▶ _THE TASK_
Extract every line where the string "recommended" appears.

▼

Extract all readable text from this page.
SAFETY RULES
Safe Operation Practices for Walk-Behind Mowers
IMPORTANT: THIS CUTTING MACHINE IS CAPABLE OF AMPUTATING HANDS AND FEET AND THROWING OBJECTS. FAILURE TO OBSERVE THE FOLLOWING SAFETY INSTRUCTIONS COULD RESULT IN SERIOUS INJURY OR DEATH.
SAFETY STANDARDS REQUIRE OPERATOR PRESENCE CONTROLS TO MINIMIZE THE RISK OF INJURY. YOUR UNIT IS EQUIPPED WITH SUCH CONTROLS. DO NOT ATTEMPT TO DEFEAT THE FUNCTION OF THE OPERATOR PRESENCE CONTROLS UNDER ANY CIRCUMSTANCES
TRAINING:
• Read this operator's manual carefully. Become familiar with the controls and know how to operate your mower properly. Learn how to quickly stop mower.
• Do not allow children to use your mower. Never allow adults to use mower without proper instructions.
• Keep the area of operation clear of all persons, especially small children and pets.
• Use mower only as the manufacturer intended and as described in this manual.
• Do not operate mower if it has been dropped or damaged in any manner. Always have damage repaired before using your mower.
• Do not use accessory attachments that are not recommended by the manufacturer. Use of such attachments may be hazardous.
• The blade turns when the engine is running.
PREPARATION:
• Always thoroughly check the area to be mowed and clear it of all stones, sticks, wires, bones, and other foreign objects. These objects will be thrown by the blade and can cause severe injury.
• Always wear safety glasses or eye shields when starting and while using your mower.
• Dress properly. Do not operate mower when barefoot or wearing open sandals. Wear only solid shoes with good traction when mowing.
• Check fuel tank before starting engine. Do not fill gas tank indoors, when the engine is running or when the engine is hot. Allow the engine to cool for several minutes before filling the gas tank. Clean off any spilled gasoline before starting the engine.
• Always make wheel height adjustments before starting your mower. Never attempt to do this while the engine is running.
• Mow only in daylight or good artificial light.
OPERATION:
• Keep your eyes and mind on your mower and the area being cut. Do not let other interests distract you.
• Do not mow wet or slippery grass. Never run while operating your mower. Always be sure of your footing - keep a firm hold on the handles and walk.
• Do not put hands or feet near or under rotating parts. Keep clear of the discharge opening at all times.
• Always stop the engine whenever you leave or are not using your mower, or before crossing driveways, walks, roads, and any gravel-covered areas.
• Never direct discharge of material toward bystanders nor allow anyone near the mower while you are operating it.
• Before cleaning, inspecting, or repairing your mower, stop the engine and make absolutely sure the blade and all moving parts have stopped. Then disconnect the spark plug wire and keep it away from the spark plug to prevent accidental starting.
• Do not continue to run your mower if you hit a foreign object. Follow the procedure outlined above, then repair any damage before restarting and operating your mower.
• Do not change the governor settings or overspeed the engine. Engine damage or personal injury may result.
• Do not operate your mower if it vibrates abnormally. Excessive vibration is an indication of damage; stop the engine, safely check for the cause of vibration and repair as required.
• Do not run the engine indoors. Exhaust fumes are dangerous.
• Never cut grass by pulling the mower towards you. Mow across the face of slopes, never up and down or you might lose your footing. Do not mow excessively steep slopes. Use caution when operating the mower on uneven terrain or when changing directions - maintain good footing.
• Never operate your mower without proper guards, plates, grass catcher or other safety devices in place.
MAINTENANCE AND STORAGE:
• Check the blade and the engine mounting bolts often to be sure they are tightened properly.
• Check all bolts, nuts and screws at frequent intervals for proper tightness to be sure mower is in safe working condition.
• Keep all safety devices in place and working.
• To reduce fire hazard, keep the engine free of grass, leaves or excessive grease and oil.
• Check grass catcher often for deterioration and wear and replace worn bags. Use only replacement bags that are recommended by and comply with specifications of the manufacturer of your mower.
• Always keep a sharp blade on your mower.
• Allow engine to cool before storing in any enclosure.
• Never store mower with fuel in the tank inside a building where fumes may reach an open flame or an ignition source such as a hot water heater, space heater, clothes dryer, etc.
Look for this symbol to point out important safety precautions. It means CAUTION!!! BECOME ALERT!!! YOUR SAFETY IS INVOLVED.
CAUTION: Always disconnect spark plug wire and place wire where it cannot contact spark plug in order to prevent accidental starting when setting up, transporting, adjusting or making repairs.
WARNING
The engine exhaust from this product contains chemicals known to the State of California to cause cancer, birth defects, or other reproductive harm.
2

▲

▶ _EXERCISE RESULT_
• Do not use accessory attachments that are not recommended by the manufacturer. Use of such attachments may be hazardous.
• Check grass catcher often for deterioration and wear and replace worn bags. Use only replacement bags that are recommended by and comply with specifications of the manufacturer of your mower.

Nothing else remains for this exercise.